● Work to be completed
Only the lines holding the string "renal" are needed; copy each of them from the data.

Start of Dataset content

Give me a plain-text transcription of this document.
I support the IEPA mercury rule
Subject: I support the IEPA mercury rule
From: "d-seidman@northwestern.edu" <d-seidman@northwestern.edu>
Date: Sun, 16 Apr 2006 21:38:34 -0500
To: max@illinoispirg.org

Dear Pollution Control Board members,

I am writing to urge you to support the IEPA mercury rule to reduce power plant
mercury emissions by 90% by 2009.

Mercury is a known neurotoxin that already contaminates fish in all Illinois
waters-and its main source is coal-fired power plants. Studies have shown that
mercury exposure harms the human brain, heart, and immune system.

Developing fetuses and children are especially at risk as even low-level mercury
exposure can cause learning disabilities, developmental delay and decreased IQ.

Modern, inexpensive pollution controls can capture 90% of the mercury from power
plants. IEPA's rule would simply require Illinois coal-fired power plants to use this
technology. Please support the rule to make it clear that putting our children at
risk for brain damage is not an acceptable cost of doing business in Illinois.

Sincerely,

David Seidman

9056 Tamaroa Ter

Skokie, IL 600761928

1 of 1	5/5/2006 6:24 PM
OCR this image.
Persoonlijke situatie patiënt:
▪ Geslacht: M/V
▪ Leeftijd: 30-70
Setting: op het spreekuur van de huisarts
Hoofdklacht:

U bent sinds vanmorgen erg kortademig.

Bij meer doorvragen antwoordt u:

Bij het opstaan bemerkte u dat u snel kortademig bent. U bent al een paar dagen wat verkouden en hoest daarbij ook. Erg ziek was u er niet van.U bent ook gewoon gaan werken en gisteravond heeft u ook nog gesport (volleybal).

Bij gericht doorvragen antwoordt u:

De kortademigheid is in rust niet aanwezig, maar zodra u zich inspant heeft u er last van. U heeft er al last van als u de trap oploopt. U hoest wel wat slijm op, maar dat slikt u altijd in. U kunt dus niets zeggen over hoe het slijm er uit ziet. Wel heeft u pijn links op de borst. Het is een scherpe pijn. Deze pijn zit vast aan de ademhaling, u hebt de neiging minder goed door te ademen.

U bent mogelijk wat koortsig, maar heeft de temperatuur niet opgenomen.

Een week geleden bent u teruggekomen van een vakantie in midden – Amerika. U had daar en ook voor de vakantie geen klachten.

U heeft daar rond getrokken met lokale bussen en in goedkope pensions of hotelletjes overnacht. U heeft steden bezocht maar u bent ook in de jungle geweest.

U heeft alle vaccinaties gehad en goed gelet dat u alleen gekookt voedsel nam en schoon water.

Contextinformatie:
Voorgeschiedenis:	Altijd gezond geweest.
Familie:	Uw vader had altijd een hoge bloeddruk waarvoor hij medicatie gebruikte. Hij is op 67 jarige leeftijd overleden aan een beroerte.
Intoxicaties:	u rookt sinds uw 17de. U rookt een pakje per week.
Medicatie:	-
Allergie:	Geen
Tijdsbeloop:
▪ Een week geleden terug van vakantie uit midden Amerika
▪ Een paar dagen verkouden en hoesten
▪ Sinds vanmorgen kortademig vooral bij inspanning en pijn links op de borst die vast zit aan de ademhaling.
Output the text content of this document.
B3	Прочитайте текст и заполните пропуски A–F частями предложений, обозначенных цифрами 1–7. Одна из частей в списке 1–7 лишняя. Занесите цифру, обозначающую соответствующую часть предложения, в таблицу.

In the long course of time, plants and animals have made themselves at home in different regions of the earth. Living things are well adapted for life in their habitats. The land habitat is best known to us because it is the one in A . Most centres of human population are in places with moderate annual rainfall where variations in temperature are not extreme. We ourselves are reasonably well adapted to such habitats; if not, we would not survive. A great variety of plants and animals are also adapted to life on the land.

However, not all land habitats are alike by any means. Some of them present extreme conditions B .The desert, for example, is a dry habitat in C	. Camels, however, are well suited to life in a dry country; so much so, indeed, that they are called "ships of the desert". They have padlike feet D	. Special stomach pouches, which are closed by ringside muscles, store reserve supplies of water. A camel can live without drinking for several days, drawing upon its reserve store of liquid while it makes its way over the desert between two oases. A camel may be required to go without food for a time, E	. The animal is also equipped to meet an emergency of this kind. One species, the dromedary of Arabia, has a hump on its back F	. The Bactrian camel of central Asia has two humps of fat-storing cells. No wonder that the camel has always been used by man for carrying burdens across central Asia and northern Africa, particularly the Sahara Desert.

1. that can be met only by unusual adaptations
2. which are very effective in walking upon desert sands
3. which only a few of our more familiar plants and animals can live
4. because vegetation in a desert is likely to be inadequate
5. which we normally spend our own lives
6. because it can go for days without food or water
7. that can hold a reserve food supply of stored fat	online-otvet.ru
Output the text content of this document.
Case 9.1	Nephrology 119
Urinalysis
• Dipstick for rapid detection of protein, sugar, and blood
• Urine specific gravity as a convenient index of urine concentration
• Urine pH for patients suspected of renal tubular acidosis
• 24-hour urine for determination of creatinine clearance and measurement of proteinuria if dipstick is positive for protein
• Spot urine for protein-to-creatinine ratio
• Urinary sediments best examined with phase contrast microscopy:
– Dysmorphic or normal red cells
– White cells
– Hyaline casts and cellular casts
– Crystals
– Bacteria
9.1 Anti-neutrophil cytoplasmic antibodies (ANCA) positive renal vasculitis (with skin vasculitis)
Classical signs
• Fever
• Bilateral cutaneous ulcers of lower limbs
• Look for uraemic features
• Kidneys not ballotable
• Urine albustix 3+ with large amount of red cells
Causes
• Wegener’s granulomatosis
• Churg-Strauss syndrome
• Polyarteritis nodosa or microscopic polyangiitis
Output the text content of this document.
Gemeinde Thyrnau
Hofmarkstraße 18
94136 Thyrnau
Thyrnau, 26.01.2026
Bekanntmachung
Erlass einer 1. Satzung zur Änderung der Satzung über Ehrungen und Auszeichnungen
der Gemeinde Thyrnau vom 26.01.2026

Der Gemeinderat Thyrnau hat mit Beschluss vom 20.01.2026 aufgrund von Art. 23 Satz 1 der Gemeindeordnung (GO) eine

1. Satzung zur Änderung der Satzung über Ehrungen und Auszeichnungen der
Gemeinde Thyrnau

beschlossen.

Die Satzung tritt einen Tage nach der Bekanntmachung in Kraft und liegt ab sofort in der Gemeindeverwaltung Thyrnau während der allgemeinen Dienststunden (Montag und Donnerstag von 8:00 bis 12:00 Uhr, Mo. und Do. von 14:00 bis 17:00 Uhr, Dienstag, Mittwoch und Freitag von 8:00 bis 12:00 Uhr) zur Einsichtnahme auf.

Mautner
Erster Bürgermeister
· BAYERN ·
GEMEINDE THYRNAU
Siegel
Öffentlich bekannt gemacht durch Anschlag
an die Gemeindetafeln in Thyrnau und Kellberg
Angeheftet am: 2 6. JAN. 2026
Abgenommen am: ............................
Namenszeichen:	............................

End of Dataset content

● Answer space
• Urine pH for patients suspected of renal tubular acidosis
9.1 Anti-neutrophil cytoplasmic antibodies (ANCA) positive renal vasculitis (with skin vasculitis)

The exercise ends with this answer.